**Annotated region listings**
****

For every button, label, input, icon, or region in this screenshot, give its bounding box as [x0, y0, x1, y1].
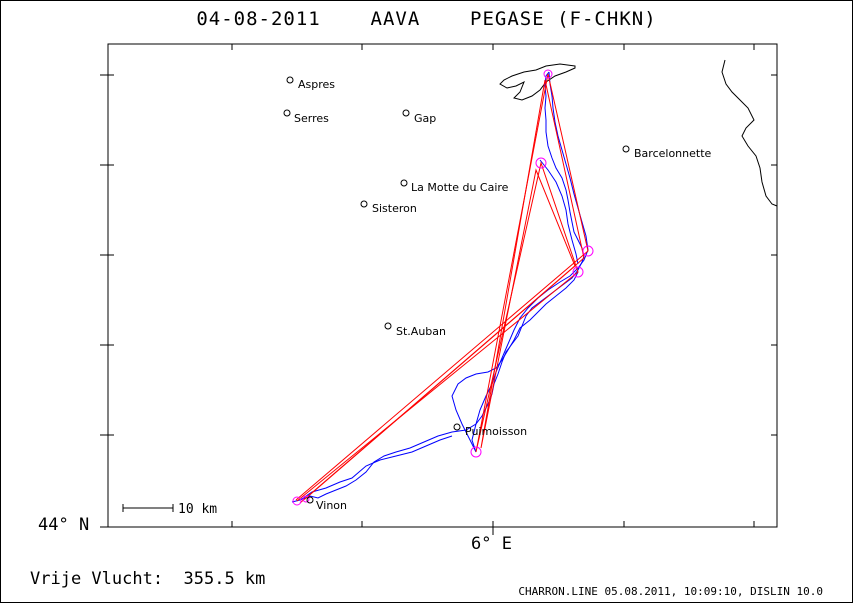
place-label-la-motte: La Motte du Caire: [411, 181, 509, 194]
place-label-barcelonnette: Barcelonnette: [634, 147, 712, 160]
border-line: [721, 59, 778, 207]
place-marker-puimoisson: [453, 423, 461, 431]
turnpoints: [292, 69, 594, 506]
place-marker-vinon: [306, 496, 314, 504]
place-label-sisteron: Sisteron: [372, 202, 417, 215]
place-markers: [283, 76, 630, 504]
plot-frame: [107, 43, 778, 528]
longitude-label: 6° E: [471, 534, 512, 554]
distance-label: Vrije Vlucht: 355.5 km: [30, 569, 266, 589]
flight-track-return: [471, 71, 589, 453]
turnpoint-2: [535, 157, 547, 169]
flight-track-detail: [299, 159, 579, 501]
place-marker-aspres: [286, 76, 294, 84]
program-info: CHARRON.LINE 05.08.2011, 10:09:10, DISLI…: [518, 585, 823, 598]
place-marker-serres: [283, 109, 291, 117]
place-label-vinon: Vinon: [316, 499, 347, 512]
place-marker-barcelonnette: [622, 145, 630, 153]
flight-date: 04-08-2011: [196, 8, 321, 30]
place-label-gap: Gap: [414, 112, 436, 125]
place-marker-la-motte: [400, 179, 408, 187]
latitude-label: 44° N: [38, 515, 90, 535]
axis-ticks: [100, 44, 777, 535]
turnpoint-5: [470, 446, 482, 458]
turnpoint-4: [572, 266, 584, 278]
turnpoint-1: [543, 69, 553, 79]
place-label-serres: Serres: [294, 112, 329, 125]
lake-outline: [499, 63, 576, 101]
task-lines: [295, 73, 589, 504]
scale-bar: [122, 504, 174, 512]
flight-track-loop: [451, 271, 579, 453]
turnpoint-3: [582, 245, 594, 257]
place-marker-gap: [402, 109, 410, 117]
map-title: 04-08-2011 AAVA PEGASE (F-CHKN): [0, 8, 853, 30]
scale-bar-label: 10 km: [178, 502, 217, 517]
place-label-aspres: Aspres: [298, 78, 335, 91]
place-label-puimoisson: Puimoisson: [465, 425, 527, 438]
place-label-st-auban: St.Auban: [396, 325, 446, 338]
club-name: AAVA: [370, 8, 421, 30]
place-marker-st-auban: [384, 322, 392, 330]
turnpoint-6: [292, 496, 302, 506]
glider-name: PEGASE (F-CHKN): [470, 8, 657, 30]
flight-track: [291, 71, 585, 503]
turnpoint-7: [302, 495, 310, 503]
place-marker-sisteron: [360, 200, 368, 208]
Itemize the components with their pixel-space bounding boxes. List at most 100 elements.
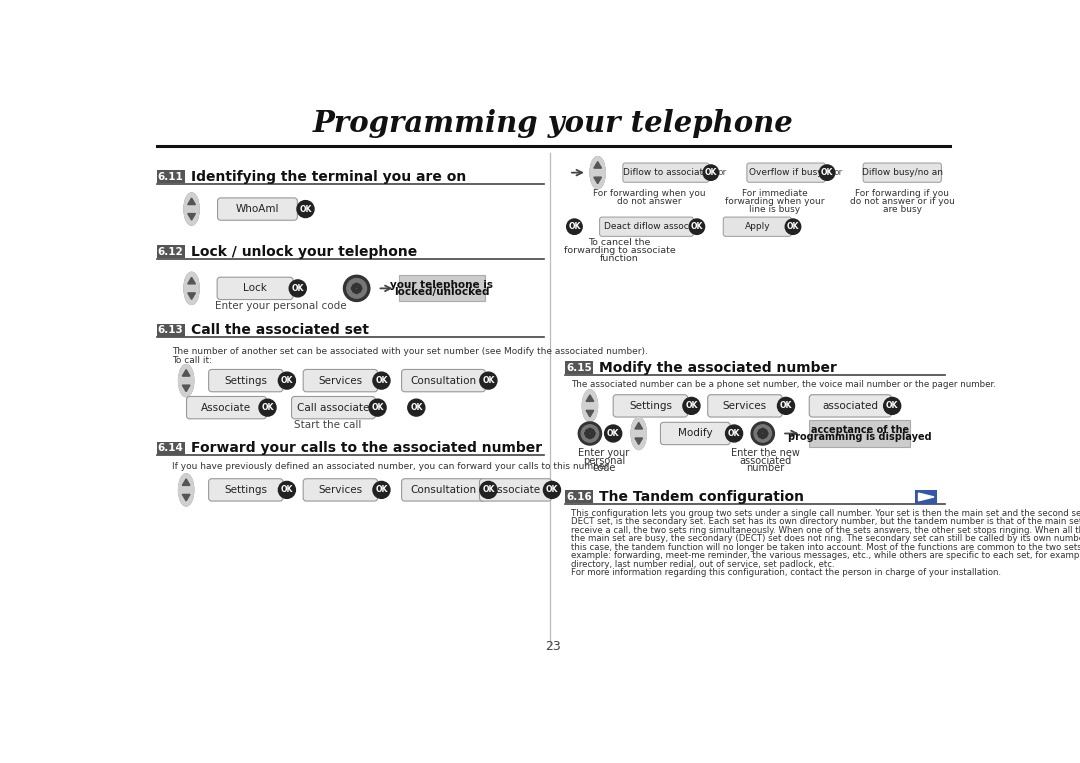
Text: Settings: Settings <box>629 401 672 411</box>
FancyBboxPatch shape <box>157 170 185 183</box>
Ellipse shape <box>590 156 605 188</box>
Text: OK: OK <box>704 168 717 177</box>
Text: For more information regarding this configuration, contact the person in charge : For more information regarding this conf… <box>571 568 1001 577</box>
Text: the main set are busy, the secondary (DECT) set does not ring. The secondary set: the main set are busy, the secondary (DE… <box>571 534 1080 543</box>
FancyBboxPatch shape <box>809 420 910 446</box>
Circle shape <box>480 372 497 389</box>
Text: 6.13: 6.13 <box>158 325 184 335</box>
Polygon shape <box>183 494 190 501</box>
Polygon shape <box>188 278 195 284</box>
FancyBboxPatch shape <box>565 491 593 504</box>
Circle shape <box>352 285 356 288</box>
Text: OK: OK <box>482 376 495 385</box>
FancyBboxPatch shape <box>863 163 942 182</box>
Text: acceptance of the: acceptance of the <box>811 425 908 435</box>
Text: WhoAmI: WhoAmI <box>235 204 280 214</box>
Text: personal: personal <box>583 456 625 465</box>
Text: 6.14: 6.14 <box>158 443 184 453</box>
Circle shape <box>751 422 774 445</box>
Ellipse shape <box>631 417 646 449</box>
Polygon shape <box>188 214 195 220</box>
FancyBboxPatch shape <box>747 163 825 182</box>
FancyBboxPatch shape <box>292 397 375 419</box>
Polygon shape <box>594 177 602 184</box>
Circle shape <box>754 425 771 442</box>
Ellipse shape <box>631 417 646 449</box>
Circle shape <box>297 201 314 217</box>
Text: OK: OK <box>787 222 799 231</box>
FancyBboxPatch shape <box>157 324 185 336</box>
Circle shape <box>758 430 762 433</box>
Text: Services: Services <box>723 401 767 411</box>
Text: associated: associated <box>822 401 878 411</box>
Text: For immediate: For immediate <box>742 189 807 198</box>
Ellipse shape <box>590 156 605 188</box>
Circle shape <box>373 481 390 498</box>
Text: Associate: Associate <box>201 403 252 413</box>
Text: function: function <box>600 254 638 262</box>
FancyBboxPatch shape <box>661 423 730 445</box>
Text: OK: OK <box>482 485 495 494</box>
FancyBboxPatch shape <box>480 478 552 501</box>
Text: To call it:: To call it: <box>172 356 212 365</box>
Circle shape <box>578 422 602 445</box>
FancyBboxPatch shape <box>303 478 378 501</box>
FancyBboxPatch shape <box>613 394 688 417</box>
Text: 6.11: 6.11 <box>158 172 184 182</box>
Circle shape <box>591 432 595 436</box>
Circle shape <box>567 219 582 234</box>
Text: For forwarding when you: For forwarding when you <box>593 189 705 198</box>
Text: Programming your telephone: Programming your telephone <box>313 109 794 138</box>
Text: Lock: Lock <box>243 283 267 294</box>
Circle shape <box>347 278 366 298</box>
Circle shape <box>590 433 594 437</box>
Text: associated: associated <box>739 456 792 465</box>
Circle shape <box>820 165 835 180</box>
Ellipse shape <box>178 365 193 397</box>
Ellipse shape <box>178 474 193 506</box>
Text: Deact diflow assoc: Deact diflow assoc <box>604 222 689 231</box>
Circle shape <box>726 425 743 442</box>
Circle shape <box>883 398 901 414</box>
Ellipse shape <box>184 193 199 225</box>
FancyBboxPatch shape <box>402 478 485 501</box>
Text: your telephone is: your telephone is <box>390 280 494 290</box>
Text: receive a call, the two sets ring simultaneously. When one of the sets answers, : receive a call, the two sets ring simult… <box>571 526 1080 535</box>
Ellipse shape <box>184 272 199 304</box>
Circle shape <box>259 399 276 416</box>
Polygon shape <box>635 438 643 445</box>
Circle shape <box>581 425 598 442</box>
Circle shape <box>289 280 307 297</box>
Circle shape <box>683 398 700 414</box>
Text: Enter the new: Enter the new <box>731 448 799 458</box>
Text: Associate: Associate <box>490 485 541 495</box>
Circle shape <box>279 372 296 389</box>
Polygon shape <box>635 423 643 429</box>
Circle shape <box>584 432 589 436</box>
FancyBboxPatch shape <box>707 394 782 417</box>
Text: 23: 23 <box>545 640 562 653</box>
Text: Consultation: Consultation <box>410 375 476 385</box>
Circle shape <box>757 432 761 436</box>
Text: OK: OK <box>686 401 698 410</box>
FancyBboxPatch shape <box>217 198 297 221</box>
Text: Overflow if busy: Overflow if busy <box>750 168 823 177</box>
Text: 6.15: 6.15 <box>566 362 592 372</box>
Polygon shape <box>183 479 190 485</box>
Text: Services: Services <box>319 375 363 385</box>
Text: Settings: Settings <box>225 375 268 385</box>
Ellipse shape <box>178 474 193 506</box>
Text: OK: OK <box>299 204 312 214</box>
Text: Enter your personal code: Enter your personal code <box>215 301 347 311</box>
Circle shape <box>408 399 424 416</box>
FancyBboxPatch shape <box>599 217 693 237</box>
Circle shape <box>543 481 561 498</box>
FancyBboxPatch shape <box>724 217 792 237</box>
FancyBboxPatch shape <box>400 275 485 301</box>
Text: DECT set, is the secondary set. Each set has its own directory number, but the t: DECT set, is the secondary set. Each set… <box>571 517 1080 526</box>
Text: OK: OK <box>281 376 293 385</box>
Circle shape <box>588 435 592 439</box>
Polygon shape <box>586 410 594 417</box>
Text: Enter your: Enter your <box>578 448 630 458</box>
Circle shape <box>279 481 296 498</box>
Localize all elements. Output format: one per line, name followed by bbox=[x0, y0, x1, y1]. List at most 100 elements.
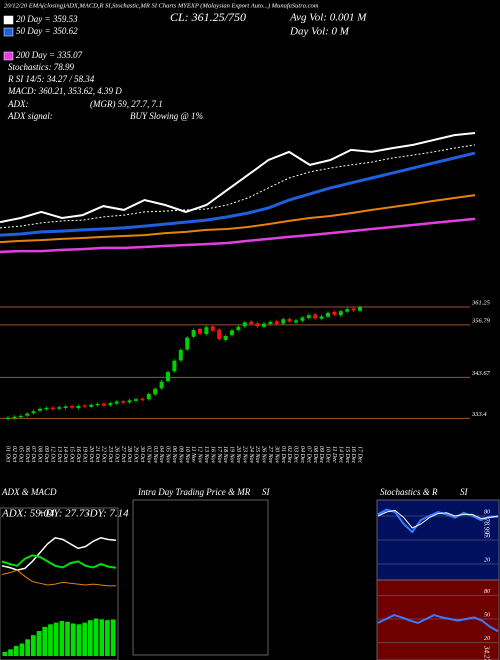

****

**Task to carry out**
Copy the stretch from the line that contains "place-label-la-motte: La Motte" through the line that contains "flight-track-detail: [299, 159, 579, 501]", changing "plot-frame" to "map-frame" and leaving everything else as it is.

**Written response**
place-label-la-motte: La Motte du Caire: [411, 181, 509, 194]
place-label-barcelonnette: Barcelonnette: [634, 147, 712, 160]
border-line: [721, 59, 778, 207]
place-marker-puimoisson: [453, 423, 461, 431]
turnpoints: [292, 69, 594, 506]
place-marker-vinon: [306, 496, 314, 504]
place-label-sisteron: Sisteron: [372, 202, 417, 215]
place-markers: [283, 76, 630, 504]
map-frame: [107, 43, 778, 528]
longitude-label: 6° E: [471, 534, 512, 554]
distance-label: Vrije Vlucht: 355.5 km: [30, 569, 266, 589]
flight-track-return: [471, 71, 589, 453]
turnpoint-2: [535, 157, 547, 169]
flight-track-detail: [299, 159, 579, 501]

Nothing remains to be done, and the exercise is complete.